Challenge:
Gather all lines from the material that contain the word "nhau".
--- start of Given information ---
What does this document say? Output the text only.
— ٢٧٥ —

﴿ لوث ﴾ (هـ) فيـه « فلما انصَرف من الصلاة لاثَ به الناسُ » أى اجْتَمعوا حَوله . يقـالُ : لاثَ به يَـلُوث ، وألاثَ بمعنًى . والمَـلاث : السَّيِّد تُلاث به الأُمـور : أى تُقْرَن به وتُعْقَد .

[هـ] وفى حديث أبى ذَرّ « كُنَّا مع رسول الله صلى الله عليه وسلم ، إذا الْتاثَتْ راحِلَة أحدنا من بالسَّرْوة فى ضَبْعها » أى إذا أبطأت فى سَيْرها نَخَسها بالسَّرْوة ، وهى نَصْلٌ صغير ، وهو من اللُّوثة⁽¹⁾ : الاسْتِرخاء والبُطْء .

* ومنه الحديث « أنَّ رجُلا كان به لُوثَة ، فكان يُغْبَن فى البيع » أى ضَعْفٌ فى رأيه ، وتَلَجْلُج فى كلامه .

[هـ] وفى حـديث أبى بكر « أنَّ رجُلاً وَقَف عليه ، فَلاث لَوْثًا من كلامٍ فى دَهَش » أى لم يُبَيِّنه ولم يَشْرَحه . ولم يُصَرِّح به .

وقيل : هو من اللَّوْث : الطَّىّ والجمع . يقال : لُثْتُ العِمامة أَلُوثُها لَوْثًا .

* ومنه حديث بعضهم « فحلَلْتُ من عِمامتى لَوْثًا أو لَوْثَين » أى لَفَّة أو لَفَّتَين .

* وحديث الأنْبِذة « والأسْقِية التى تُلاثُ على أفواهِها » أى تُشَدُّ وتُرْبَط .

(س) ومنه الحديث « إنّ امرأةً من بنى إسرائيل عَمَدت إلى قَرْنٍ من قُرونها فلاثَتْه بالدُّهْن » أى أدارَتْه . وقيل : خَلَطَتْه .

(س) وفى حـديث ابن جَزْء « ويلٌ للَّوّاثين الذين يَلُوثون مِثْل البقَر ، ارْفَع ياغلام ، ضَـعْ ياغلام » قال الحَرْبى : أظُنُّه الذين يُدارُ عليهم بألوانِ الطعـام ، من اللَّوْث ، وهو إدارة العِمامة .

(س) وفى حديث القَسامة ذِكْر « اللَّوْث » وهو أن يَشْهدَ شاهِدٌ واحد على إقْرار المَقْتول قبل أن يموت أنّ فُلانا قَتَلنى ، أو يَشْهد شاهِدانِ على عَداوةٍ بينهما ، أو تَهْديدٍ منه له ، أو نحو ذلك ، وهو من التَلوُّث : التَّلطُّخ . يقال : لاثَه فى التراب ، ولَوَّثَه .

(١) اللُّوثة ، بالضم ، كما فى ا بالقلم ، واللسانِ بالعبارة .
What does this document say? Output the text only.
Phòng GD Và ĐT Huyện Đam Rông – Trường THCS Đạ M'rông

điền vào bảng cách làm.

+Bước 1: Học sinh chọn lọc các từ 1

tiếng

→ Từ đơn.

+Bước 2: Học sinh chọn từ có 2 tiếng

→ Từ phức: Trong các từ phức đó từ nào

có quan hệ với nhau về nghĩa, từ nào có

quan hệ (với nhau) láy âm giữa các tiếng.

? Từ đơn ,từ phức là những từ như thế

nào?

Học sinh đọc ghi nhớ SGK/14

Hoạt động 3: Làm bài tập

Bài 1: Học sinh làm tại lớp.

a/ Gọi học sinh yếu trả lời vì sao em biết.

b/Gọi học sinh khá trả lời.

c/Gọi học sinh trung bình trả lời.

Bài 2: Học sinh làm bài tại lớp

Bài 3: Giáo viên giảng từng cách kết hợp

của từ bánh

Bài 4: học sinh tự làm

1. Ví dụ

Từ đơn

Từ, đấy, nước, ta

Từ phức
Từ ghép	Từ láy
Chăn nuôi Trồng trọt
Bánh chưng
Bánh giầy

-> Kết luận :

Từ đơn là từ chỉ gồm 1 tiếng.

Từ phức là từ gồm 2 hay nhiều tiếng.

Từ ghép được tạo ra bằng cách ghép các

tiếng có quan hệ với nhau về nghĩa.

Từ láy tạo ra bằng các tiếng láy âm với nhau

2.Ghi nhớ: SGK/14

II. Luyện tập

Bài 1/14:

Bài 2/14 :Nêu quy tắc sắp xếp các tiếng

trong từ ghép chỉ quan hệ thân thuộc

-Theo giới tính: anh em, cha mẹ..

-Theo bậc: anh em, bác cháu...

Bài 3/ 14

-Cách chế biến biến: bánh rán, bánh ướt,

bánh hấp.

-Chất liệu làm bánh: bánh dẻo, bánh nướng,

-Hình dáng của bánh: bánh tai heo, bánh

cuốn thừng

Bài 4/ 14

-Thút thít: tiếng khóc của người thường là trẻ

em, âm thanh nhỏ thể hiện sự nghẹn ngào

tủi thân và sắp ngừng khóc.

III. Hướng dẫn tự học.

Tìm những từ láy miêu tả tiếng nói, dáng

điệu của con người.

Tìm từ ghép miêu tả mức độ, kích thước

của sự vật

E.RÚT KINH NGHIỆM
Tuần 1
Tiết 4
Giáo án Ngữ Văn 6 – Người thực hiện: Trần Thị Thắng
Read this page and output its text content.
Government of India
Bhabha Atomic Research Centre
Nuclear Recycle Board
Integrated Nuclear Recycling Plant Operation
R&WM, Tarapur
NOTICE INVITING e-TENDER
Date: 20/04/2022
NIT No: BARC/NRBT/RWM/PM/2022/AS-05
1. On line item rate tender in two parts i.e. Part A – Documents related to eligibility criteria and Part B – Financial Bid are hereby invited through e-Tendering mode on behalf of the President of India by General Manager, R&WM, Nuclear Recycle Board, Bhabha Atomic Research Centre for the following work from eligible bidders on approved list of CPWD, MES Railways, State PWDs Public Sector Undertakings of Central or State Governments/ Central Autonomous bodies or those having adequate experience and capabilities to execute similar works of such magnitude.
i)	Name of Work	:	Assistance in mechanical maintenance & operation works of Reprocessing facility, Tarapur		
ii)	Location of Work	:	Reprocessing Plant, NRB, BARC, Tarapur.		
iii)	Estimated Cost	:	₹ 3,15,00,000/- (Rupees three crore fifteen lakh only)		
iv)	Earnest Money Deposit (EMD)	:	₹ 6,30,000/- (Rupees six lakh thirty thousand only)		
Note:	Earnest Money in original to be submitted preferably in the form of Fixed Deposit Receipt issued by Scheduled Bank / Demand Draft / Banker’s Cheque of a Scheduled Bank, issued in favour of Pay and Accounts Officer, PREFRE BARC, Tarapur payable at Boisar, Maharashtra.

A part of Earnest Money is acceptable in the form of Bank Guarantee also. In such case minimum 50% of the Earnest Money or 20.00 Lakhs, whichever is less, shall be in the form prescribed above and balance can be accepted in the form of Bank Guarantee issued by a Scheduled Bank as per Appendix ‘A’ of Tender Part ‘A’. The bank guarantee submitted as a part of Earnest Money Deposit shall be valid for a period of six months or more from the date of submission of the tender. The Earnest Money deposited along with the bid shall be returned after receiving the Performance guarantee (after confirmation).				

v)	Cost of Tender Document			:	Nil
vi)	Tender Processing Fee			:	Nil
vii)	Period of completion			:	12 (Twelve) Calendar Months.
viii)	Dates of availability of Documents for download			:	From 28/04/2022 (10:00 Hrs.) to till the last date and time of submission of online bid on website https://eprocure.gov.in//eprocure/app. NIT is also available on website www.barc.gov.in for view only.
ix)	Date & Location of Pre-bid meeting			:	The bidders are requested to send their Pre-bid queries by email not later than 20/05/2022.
--- end of Given information ---
Answer to the problem:
có quan hệ với nhau về nghĩa, từ nào có
quan hệ (với nhau) láy âm giữa các tiếng.
tiếng có quan hệ với nhau về nghĩa.
Từ láy tạo ra bằng các tiếng láy âm với nhau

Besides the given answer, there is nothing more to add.